■ Task prompt
Copy out all lines with the word "assignment" in them.
* Begin Input for this task *
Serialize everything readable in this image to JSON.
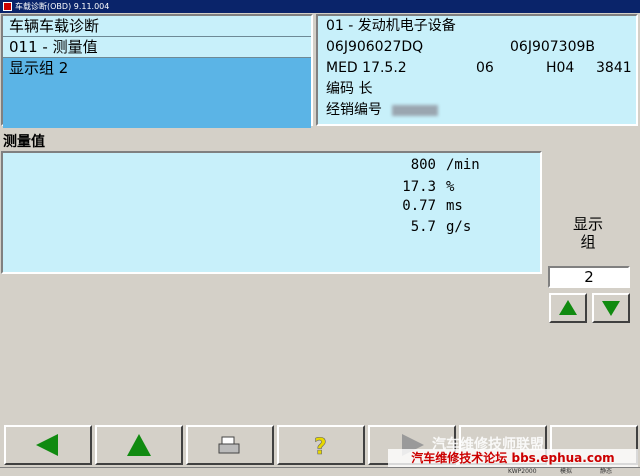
{
  "window": {
    "title": "车载诊断(OBD) 9.11.004"
  },
  "left": {
    "title": "车辆车载诊断",
    "function": "011 - 测量值",
    "selected": "显示组 2"
  },
  "right": {
    "line1": "01 - 发动机电子设备",
    "part_no_1": "06J906027DQ",
    "part_no_2": "06J907309B",
    "software": "MED 17.5.2",
    "version": "06",
    "hw": "H04",
    "code": "3841",
    "coding_label": "编码 长",
    "dealer_label": "经销编号"
  },
  "measure": {
    "label": "测量值",
    "rows": [
      {
        "value": "800",
        "unit": "/min"
      },
      {
        "value": "17.3",
        "unit": "%"
      },
      {
        "value": "0.77",
        "unit": "ms"
      },
      {
        "value": "5.7",
        "unit": "g/s"
      }
    ]
  },
  "group": {
    "label_line1": "显示",
    "label_line2": "组",
    "value": "2"
  },
  "watermark": {
    "top": "汽车维修技师联盟",
    "bottom": "汽车维修技术论坛 bbs.ephua.com"
  },
  "status": {
    "left": "KWP2000",
    "mid": "模拟",
    "right": "静态"
  },
  "colors": {
    "panel": "#c8f0fa",
    "selected": "#5bb4e6",
    "arrow_green": "#108a10",
    "help_yellow": "#e8d800"
  }
}
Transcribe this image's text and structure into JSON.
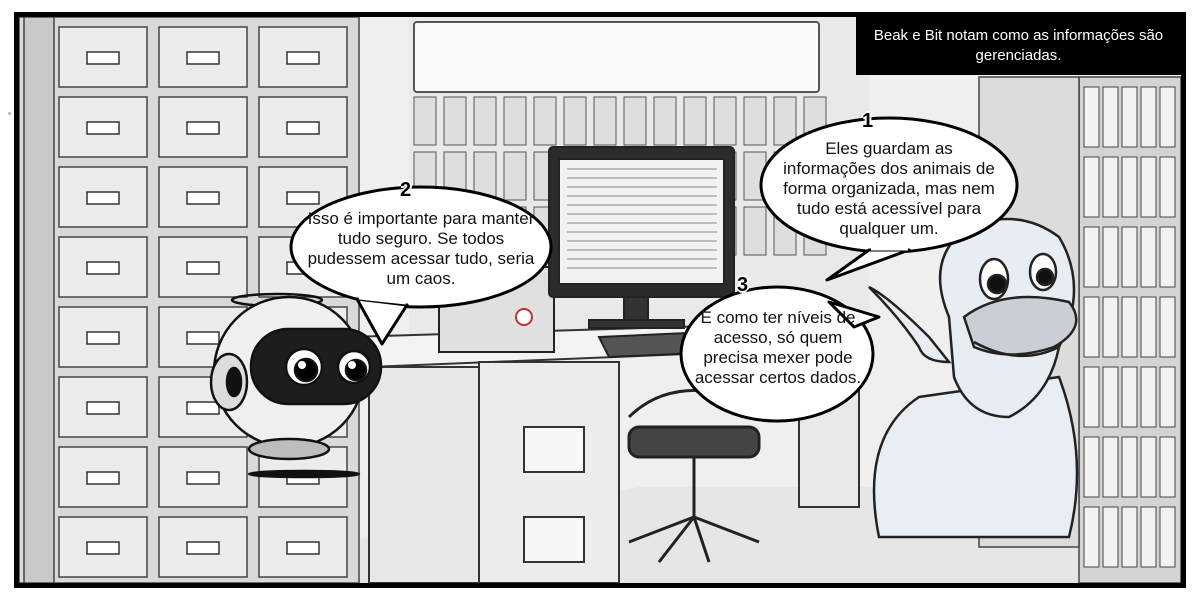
{
  "caption": "Beak e Bit notam como as informações são gerenciadas.",
  "bubbles": [
    {
      "number": "1",
      "text": "Eles guardam as informações dos animais de forma organizada, mas nem tudo está acessível para qualquer um."
    },
    {
      "number": "2",
      "text": "Isso é importante para manter tudo seguro. Se todos pudessem acessar tudo, seria um caos."
    },
    {
      "number": "3",
      "text": "É como ter níveis de acesso, só quem precisa mexer pode acessar certos dados."
    }
  ],
  "colors": {
    "frame": "#000000",
    "paper": "#efefef",
    "caption_bg": "#000000",
    "caption_text": "#ffffff"
  }
}
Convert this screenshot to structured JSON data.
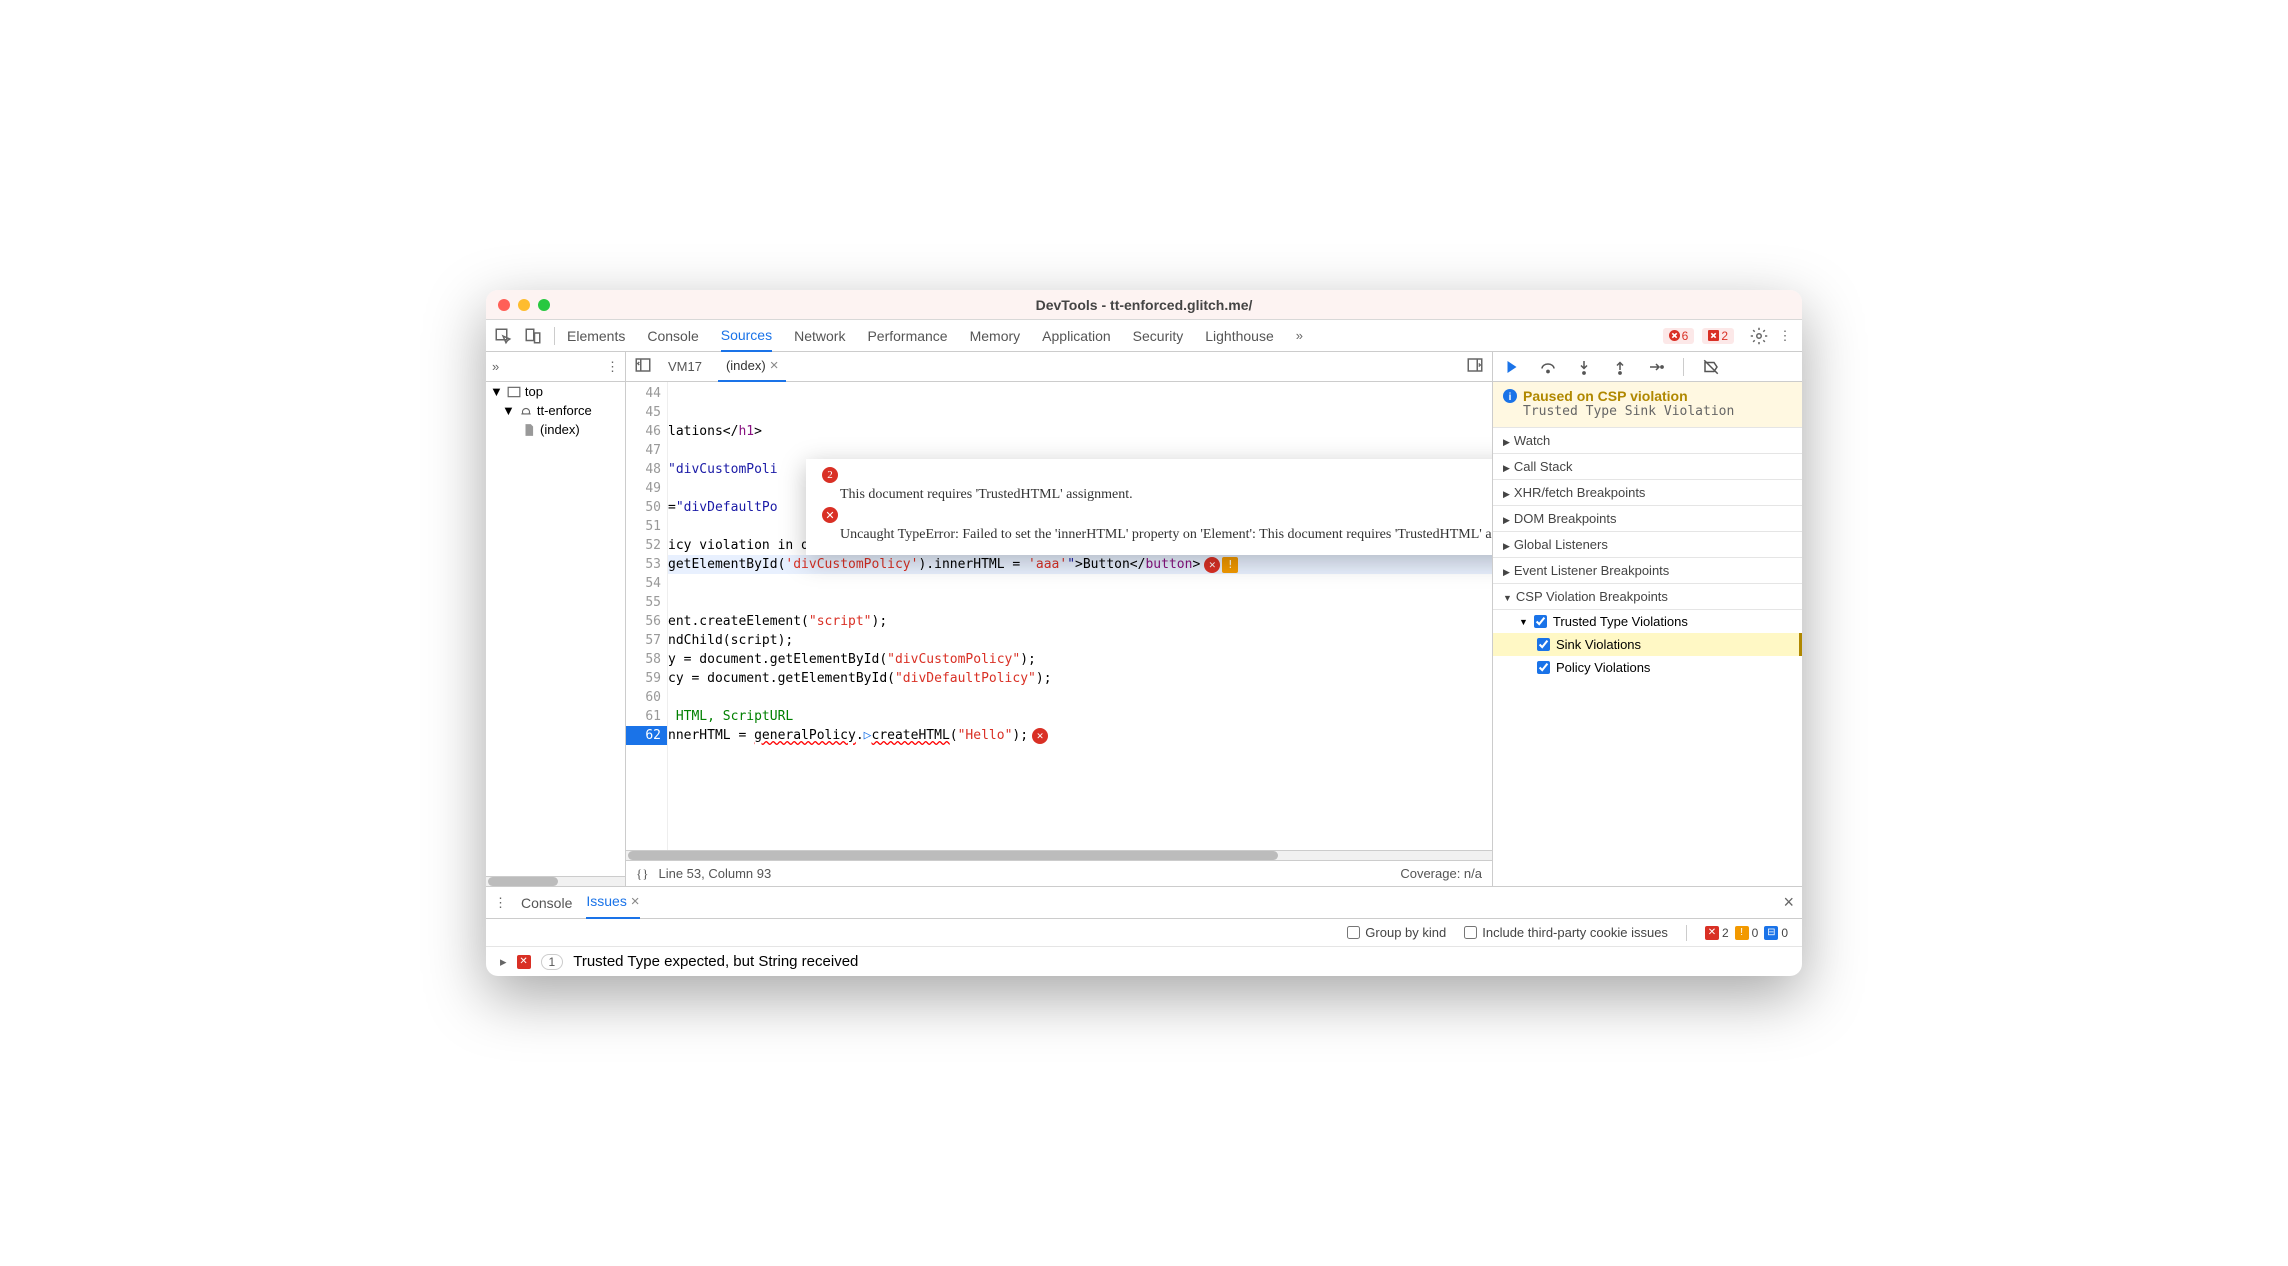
{
  "window_title": "DevTools - tt-enforced.glitch.me/",
  "main_tabs": [
    "Elements",
    "Console",
    "Sources",
    "Network",
    "Performance",
    "Memory",
    "Application",
    "Security",
    "Lighthouse"
  ],
  "main_tab_active": "Sources",
  "error_badge_count": "6",
  "warning_badge_count": "2",
  "left_tree": {
    "top": "top",
    "origin": "tt-enforce",
    "file": "(index)"
  },
  "file_tabs": {
    "vm": "VM17",
    "active": "(index)"
  },
  "lines_start": 44,
  "lines_end": 62,
  "current_line": 62,
  "highlight_line": 53,
  "code_lines": [
    "",
    "",
    "lations</h1>",
    "",
    "\"divCustomPoli",
    "",
    "=\"divDefaultPo",
    "",
    "icy violation in onClick. <button type=\"button\"",
    "getElementById('divCustomPolicy').innerHTML = 'aaa'\">Button</button>",
    "",
    "",
    "ent.createElement(\"script\");",
    "ndChild(script);",
    "y = document.getElementById(\"divCustomPolicy\");",
    "cy = document.getElementById(\"divDefaultPolicy\");",
    "",
    " HTML, ScriptURL",
    "nnerHTML = generalPolicy.createHTML(\"Hello\");"
  ],
  "tooltip": {
    "count": "2",
    "line1": "This document requires 'TrustedHTML' assignment.",
    "line2": "Uncaught TypeError: Failed to set the 'innerHTML' property on 'Element': This document requires 'TrustedHTML' assignment."
  },
  "status": {
    "position": "Line 53, Column 93",
    "coverage": "Coverage: n/a"
  },
  "pause": {
    "title": "Paused on CSP violation",
    "sub": "Trusted Type Sink Violation"
  },
  "sidebar_sections": [
    "Watch",
    "Call Stack",
    "XHR/fetch Breakpoints",
    "DOM Breakpoints",
    "Global Listeners",
    "Event Listener Breakpoints",
    "CSP Violation Breakpoints"
  ],
  "csp": {
    "trusted": "Trusted Type Violations",
    "sink": "Sink Violations",
    "policy": "Policy Violations"
  },
  "drawer": {
    "tabs": {
      "console": "Console",
      "issues": "Issues"
    },
    "group_by_kind": "Group by kind",
    "include_third_party": "Include third-party cookie issues",
    "badge_red": "2",
    "badge_yellow": "0",
    "badge_blue": "0",
    "issue1": "Trusted Type expected, but String received",
    "issue1_count": "1"
  }
}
* End Input for this task *
■ Complete output
    "line1": "This document requires 'TrustedHTML' assignment.",
    "line2": "Uncaught TypeError: Failed to set the 'innerHTML' property on 'Element': This document requires 'TrustedHTML' assignment."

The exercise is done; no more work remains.